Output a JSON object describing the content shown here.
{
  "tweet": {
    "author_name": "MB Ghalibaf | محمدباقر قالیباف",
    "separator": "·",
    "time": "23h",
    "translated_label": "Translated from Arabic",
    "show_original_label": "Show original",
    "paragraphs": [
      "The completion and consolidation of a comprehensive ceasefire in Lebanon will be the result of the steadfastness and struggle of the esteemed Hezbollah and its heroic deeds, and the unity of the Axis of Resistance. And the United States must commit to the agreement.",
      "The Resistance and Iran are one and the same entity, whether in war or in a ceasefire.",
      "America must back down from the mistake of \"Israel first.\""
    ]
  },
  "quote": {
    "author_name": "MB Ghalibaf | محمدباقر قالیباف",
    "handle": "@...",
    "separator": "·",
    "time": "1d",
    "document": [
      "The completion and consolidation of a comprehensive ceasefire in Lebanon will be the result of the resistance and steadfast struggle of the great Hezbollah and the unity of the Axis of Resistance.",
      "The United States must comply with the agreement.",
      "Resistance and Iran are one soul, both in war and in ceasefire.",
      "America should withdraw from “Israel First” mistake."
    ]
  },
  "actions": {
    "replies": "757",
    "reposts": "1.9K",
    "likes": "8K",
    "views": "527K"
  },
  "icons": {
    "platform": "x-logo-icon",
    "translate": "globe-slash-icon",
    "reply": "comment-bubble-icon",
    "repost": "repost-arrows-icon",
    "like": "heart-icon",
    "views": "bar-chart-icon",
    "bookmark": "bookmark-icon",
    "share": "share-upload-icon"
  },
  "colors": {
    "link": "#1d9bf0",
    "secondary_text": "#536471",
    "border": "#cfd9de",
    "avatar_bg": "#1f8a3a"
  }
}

_ _ _ _ _ _ _

▶ _GIVEN TASK_
Transcribe every entry word for word.

▶ _ANSWER_
Output a JSON object describing the content shown here.
{
  "tweet": {
    "author_name": "MB Ghalibaf | محمدباقر قالیباف",
    "separator": "·",
    "time": "23h",
    "translated_label": "Translated from Arabic",
    "show_original_label": "Show original",
    "paragraphs": [
      "The completion and consolidation of a comprehensive ceasefire in Lebanon will be the result of the steadfastness and struggle of the esteemed Hezbollah and its heroic deeds, and the unity of the Axis of Resistance. And the United States must commit to the agreement.",
      "The Resistance and Iran are one and the same entity, whether in war or in a ceasefire.",
      "America must back down from the mistake of \"Israel first.\""
    ]
  },
  "quote": {
    "author_name": "MB Ghalibaf | محمدباقر قالیباف",
    "handle": "@...",
    "separator": "·",
    "time": "1d",
    "document": [
      "The completion and consolidation of a comprehensive ceasefire in Lebanon will be the result of the resistance and steadfast struggle of the great Hezbollah and the unity of the Axis of Resistance.",
      "The United States must comply with the agreement.",
      "Resistance and Iran are one soul, both in war and in ceasefire.",
      "America should withdraw from “Israel First” mistake."
    ]
  },
  "actions": {
    "replies": "757",
    "reposts": "1.9K",
    "likes": "8K",
    "views": "527K"
  },
  "icons": {
    "platform": "x-logo-icon",
    "translate": "globe-slash-icon",
    "reply": "comment-bubble-icon",
    "repost": "repost-arrows-icon",
    "like": "heart-icon",
    "views": "bar-chart-icon",
    "bookmark": "bookmark-icon",
    "share": "share-upload-icon"
  },
  "colors": {
    "link": "#1d9bf0",
    "secondary_text": "#536471",
    "border": "#cfd9de",
    "avatar_bg": "#1f8a3a"
  }
}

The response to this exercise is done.